(Saved entries)
** start **

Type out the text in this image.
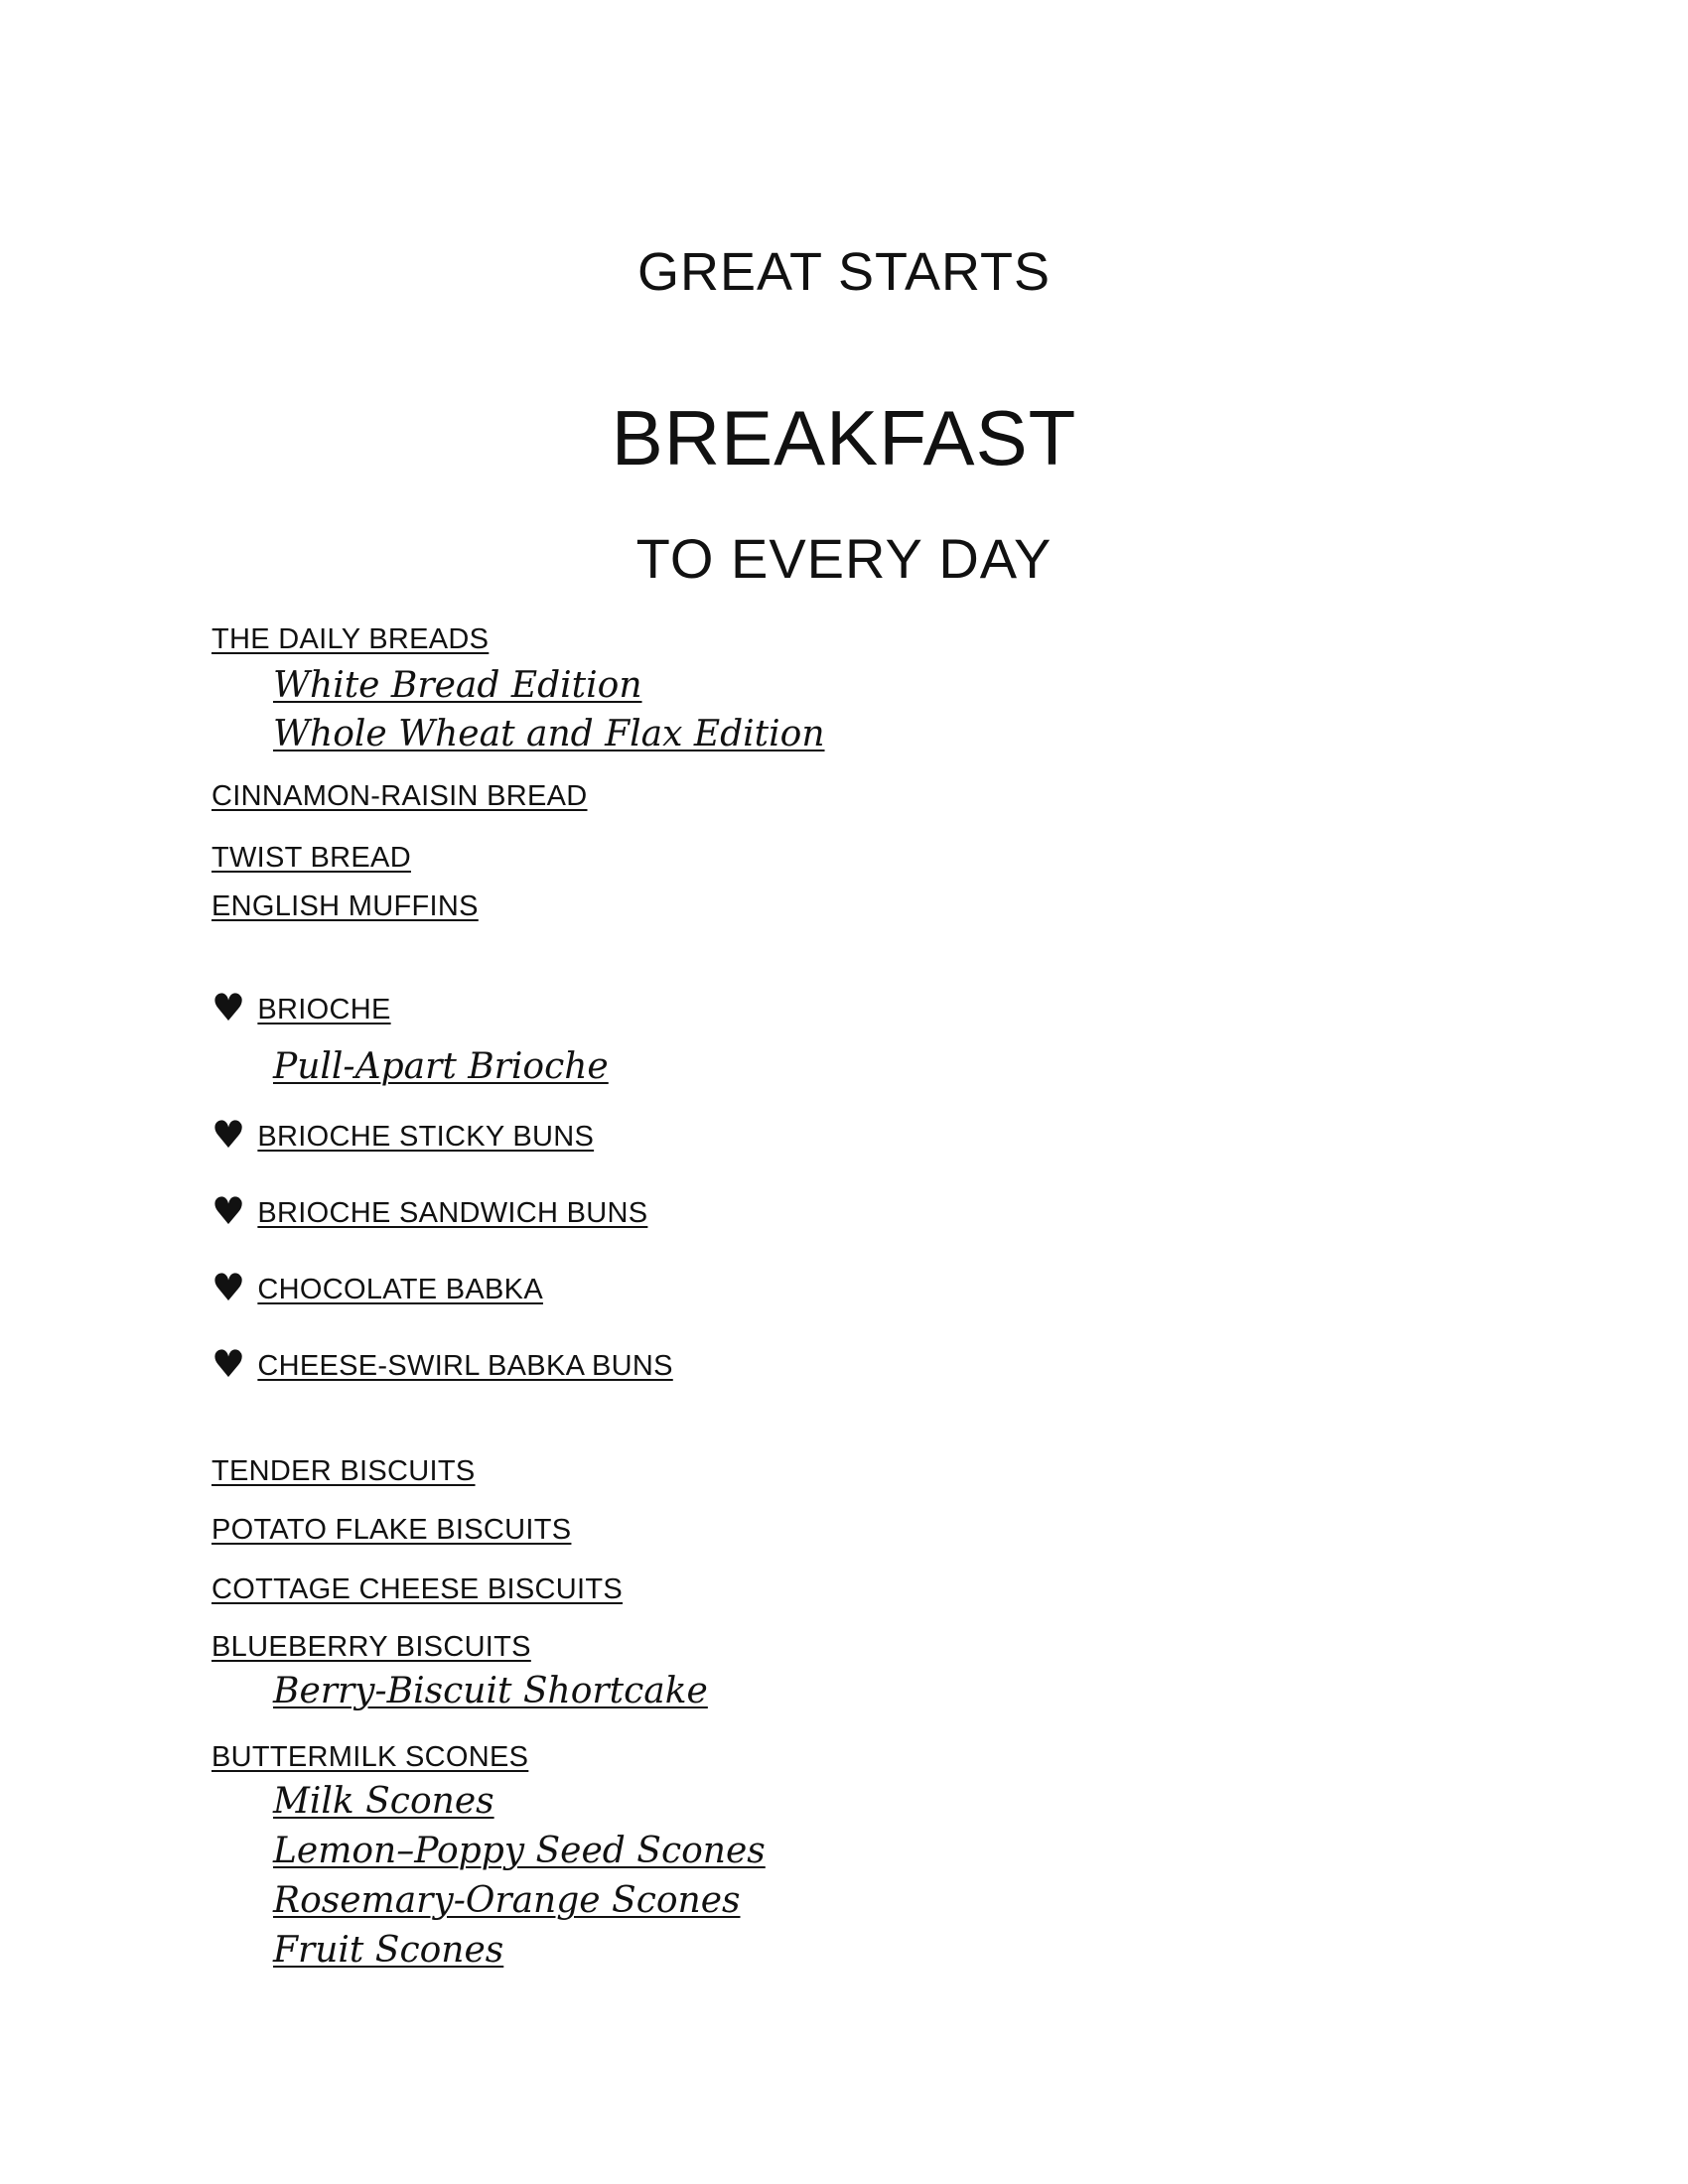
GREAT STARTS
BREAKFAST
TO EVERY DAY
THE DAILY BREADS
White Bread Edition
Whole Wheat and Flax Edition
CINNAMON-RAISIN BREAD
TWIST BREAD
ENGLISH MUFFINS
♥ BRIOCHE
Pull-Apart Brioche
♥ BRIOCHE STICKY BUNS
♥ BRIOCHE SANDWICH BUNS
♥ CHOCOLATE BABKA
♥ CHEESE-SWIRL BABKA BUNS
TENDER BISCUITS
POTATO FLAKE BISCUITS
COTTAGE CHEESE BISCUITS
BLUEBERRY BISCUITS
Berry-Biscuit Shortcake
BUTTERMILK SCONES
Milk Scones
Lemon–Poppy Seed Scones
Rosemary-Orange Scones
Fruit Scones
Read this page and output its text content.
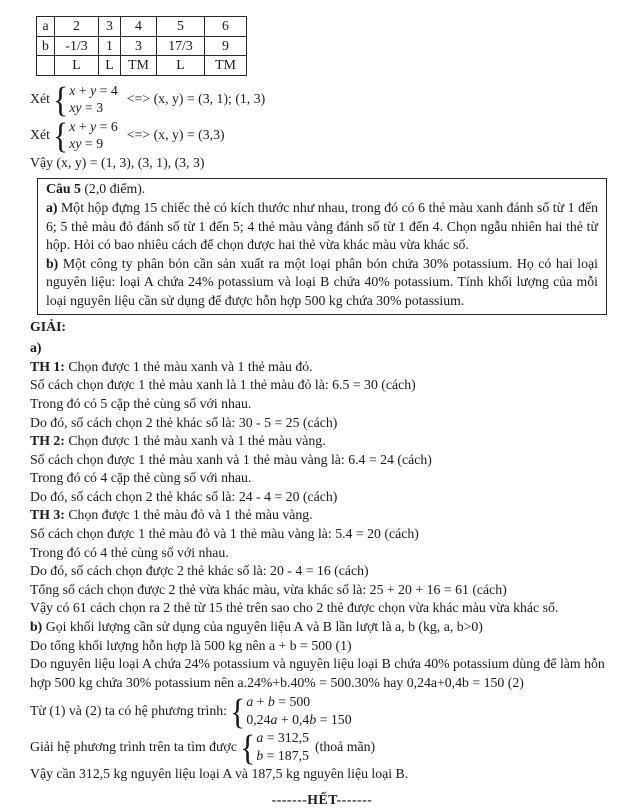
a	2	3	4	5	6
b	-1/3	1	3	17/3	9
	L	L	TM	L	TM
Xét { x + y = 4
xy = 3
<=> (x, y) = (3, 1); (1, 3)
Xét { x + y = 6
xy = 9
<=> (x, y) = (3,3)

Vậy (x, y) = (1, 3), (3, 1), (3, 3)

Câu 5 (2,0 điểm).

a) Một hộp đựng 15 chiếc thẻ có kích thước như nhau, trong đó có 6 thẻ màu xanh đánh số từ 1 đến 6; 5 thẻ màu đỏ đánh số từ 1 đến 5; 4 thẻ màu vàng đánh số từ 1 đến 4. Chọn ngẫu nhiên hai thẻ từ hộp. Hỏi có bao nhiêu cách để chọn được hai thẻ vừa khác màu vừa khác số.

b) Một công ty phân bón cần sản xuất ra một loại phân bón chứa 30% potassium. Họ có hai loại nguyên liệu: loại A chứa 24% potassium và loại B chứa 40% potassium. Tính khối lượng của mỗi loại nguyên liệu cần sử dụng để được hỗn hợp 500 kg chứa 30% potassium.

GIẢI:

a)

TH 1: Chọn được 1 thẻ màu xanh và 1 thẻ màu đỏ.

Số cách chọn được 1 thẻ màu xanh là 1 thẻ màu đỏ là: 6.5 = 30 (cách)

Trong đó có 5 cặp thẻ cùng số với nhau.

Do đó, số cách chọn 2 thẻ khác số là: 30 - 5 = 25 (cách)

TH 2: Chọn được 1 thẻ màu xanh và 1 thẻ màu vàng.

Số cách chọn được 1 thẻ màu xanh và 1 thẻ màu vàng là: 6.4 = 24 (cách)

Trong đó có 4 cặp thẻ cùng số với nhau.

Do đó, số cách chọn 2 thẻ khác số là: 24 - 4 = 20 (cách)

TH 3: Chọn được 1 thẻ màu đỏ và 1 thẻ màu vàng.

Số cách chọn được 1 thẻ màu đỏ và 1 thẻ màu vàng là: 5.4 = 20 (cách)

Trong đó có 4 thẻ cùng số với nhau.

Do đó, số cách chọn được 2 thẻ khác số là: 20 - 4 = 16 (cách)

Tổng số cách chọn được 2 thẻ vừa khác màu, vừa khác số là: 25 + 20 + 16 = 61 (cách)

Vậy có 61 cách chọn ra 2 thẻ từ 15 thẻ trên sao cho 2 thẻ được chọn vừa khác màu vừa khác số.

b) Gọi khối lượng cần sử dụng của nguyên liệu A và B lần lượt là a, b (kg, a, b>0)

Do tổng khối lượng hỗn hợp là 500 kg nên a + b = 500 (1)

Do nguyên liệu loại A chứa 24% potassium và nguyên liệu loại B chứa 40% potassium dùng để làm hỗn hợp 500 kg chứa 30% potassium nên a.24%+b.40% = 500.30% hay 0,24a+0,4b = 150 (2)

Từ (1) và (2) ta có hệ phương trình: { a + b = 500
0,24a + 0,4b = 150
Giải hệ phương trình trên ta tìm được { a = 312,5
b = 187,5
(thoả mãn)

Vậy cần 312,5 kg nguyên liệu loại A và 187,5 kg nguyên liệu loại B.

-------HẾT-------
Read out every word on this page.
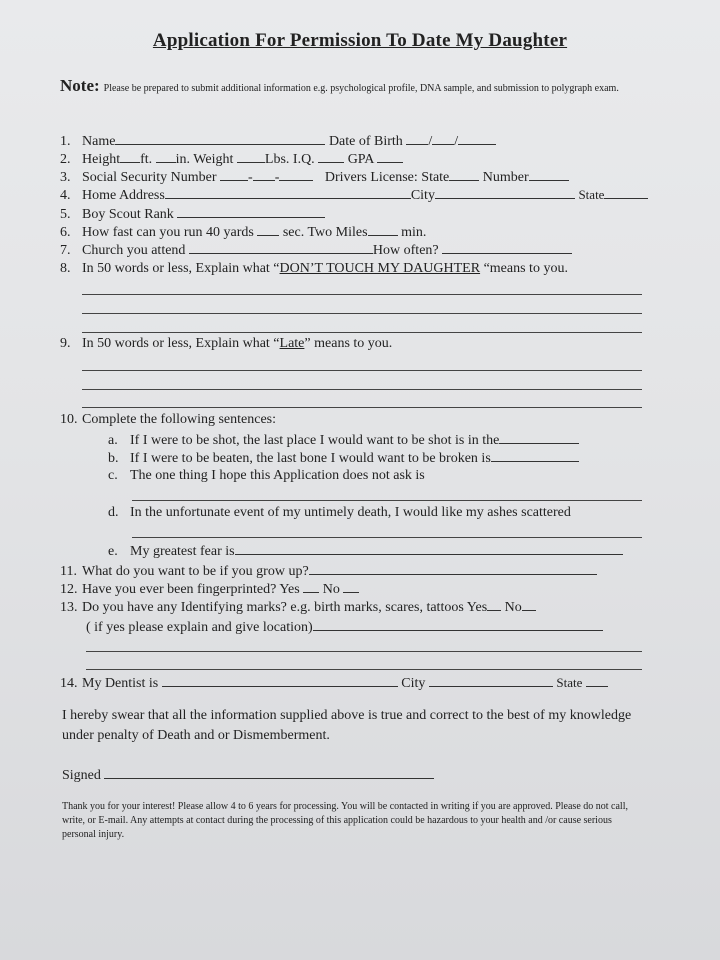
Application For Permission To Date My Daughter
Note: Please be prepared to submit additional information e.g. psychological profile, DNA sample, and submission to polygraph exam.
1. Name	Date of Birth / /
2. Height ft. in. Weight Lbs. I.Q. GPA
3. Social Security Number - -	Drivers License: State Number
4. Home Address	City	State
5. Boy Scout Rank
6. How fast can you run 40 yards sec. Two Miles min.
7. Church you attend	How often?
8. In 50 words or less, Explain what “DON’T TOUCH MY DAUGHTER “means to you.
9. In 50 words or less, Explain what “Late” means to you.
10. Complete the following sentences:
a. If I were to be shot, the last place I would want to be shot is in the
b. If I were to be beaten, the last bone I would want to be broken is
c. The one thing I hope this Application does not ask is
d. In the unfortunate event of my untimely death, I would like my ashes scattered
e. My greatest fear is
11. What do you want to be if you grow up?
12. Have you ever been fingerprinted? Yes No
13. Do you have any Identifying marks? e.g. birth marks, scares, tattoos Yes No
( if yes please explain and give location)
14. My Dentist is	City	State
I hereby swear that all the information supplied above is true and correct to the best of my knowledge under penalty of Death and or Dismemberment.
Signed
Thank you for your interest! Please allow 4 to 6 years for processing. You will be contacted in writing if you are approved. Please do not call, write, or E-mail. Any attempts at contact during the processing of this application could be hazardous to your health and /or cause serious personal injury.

** end **

--- Set task ---
List every line in the records above that contains the word "khác".

--- Final answer ---
a) Một hộp đựng 15 chiếc thẻ có kích thước như nhau, trong đó có 6 thẻ màu xanh đánh số từ 1 đến 6; 5 thẻ màu đỏ đánh số từ 1 đến 5; 4 thẻ màu vàng đánh số từ 1 đến 4. Chọn ngẫu nhiên hai thẻ từ hộp. Hỏi có bao nhiêu cách để chọn được hai thẻ vừa khác màu vừa khác số.
Do đó, số cách chọn 2 thẻ khác số là: 30 - 5 = 25 (cách)
Do đó, số cách chọn 2 thẻ khác số là: 24 - 4 = 20 (cách)
Do đó, số cách chọn được 2 thẻ khác số là: 20 - 4 = 16 (cách)
Tổng số cách chọn được 2 thẻ vừa khác màu, vừa khác số là: 25 + 20 + 16 = 61 (cách)
Vậy có 61 cách chọn ra 2 thẻ từ 15 thẻ trên sao cho 2 thẻ được chọn vừa khác màu vừa khác số.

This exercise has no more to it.